## SOURCE TEXT

Xu X, Vaughan K, Weiskopf D, Grifoni A, Diamond MS, Sette A, Peters B. Identifying Candidate Targets of Immune Responses in Zika Virus Based on Homology to Epitopes in Other Flavivirus Species. PLoS Curr. 2016 Nov 15;8. pii: ecurrents.outbreaks.9aa2e1fb61b0f632f58a098773008c4b. doi: 10.1371/currents.outbreaks.9aa2e1fb61b0f632f58a098773008c4b. PubMed PMID: 28018746; PubMed Central PMCID: PMC5145810.
The current outbreak of Zika virus has resulted in a massive effort to accelerate the development of ZIKV-specific diagnostics and vaccines. These efforts would benefit greatly from the definition of the specific epitope targets of immune responses in ZIKV, but given the relatively recent emergence of ZIKV as a pandemic threat, few such data are available.
We used a large body of epitope data for other Flaviviruses that was available from the IEDB for a comparative analysis against the ZIKV proteome in order to project targets of immune responses in ZIKV.

## WORK REQUIRED
Retype the whole Zika virus abstract above, word for word. The entries that come next are separate material, apart from the Zika virus abstract above.

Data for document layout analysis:
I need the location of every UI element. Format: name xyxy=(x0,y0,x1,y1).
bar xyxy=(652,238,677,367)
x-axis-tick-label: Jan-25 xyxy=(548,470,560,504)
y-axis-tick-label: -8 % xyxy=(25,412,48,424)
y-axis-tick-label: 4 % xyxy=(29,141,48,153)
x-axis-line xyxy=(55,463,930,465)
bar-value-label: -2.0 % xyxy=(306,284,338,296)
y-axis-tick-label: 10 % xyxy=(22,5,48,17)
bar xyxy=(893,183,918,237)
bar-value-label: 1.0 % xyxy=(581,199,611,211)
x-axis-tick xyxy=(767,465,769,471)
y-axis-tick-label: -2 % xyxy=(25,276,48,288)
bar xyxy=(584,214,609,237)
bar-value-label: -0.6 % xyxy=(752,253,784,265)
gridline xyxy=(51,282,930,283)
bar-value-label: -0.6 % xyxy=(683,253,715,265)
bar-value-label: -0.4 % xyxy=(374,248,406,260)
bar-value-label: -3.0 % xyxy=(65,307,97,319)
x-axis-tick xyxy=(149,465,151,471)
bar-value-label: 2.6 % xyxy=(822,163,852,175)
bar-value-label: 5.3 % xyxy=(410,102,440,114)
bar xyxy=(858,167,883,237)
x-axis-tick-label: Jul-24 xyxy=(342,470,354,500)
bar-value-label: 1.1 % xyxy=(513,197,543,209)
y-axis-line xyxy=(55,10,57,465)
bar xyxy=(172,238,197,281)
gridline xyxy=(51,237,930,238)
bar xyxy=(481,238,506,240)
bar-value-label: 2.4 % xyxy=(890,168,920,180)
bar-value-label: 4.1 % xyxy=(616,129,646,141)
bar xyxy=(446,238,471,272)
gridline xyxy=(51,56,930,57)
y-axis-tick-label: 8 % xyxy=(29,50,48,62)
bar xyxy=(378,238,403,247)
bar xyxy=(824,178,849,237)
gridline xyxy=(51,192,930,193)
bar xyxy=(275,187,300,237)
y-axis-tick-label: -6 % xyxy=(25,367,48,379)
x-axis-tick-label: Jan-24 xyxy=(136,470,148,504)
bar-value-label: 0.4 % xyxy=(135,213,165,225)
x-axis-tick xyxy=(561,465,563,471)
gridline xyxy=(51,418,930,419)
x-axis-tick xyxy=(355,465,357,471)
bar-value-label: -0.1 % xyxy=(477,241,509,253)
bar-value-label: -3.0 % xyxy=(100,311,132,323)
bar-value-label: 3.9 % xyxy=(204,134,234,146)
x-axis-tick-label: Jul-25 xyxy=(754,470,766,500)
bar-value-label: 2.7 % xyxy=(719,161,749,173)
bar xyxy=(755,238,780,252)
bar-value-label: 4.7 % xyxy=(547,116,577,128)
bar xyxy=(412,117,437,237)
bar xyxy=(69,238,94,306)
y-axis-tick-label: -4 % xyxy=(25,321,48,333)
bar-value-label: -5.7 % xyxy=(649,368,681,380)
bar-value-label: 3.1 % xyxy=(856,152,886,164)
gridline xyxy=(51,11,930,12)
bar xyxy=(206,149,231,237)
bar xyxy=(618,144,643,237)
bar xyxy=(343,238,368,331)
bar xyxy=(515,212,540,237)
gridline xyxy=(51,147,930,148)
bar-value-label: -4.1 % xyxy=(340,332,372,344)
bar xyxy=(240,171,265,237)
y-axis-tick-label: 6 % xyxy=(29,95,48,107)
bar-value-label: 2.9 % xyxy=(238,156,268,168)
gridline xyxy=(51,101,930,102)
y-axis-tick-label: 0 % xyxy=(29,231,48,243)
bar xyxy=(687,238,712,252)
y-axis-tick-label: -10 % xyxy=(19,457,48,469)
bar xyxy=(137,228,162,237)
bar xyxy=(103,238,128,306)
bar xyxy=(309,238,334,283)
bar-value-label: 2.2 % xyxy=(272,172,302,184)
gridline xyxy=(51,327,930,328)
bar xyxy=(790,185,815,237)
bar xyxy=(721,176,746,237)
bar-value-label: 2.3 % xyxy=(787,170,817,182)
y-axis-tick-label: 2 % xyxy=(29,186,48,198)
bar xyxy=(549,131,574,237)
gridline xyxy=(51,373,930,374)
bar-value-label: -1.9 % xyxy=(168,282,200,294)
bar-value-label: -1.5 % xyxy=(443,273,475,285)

## FINISHED TASK
Xu X, Vaughan K, Weiskopf D, Grifoni A, Diamond MS, Sette A, Peters B. Identifying Candidate Targets of Immune Responses in Zika Virus Based on Homology to Epitopes in Other Flavivirus Species. PLoS Curr. 2016 Nov 15;8. pii: ecurrents.outbreaks.9aa2e1fb61b0f632f58a098773008c4b. doi: 10.1371/currents.outbreaks.9aa2e1fb61b0f632f58a098773008c4b. PubMed PMID: 28018746; PubMed Central PMCID: PMC5145810.
The current outbreak of Zika virus has resulted in a massive effort to accelerate the development of ZIKV-specific diagnostics and vaccines. These efforts would benefit greatly from the definition of the specific epitope targets of immune responses in ZIKV, but given the relatively recent emergence of ZIKV as a pandemic threat, few such data are available.
We used a large body of epitope data for other Flaviviruses that was available from the IEDB for a comparative analysis against the ZIKV proteome in order to project targets of immune responses in ZIKV.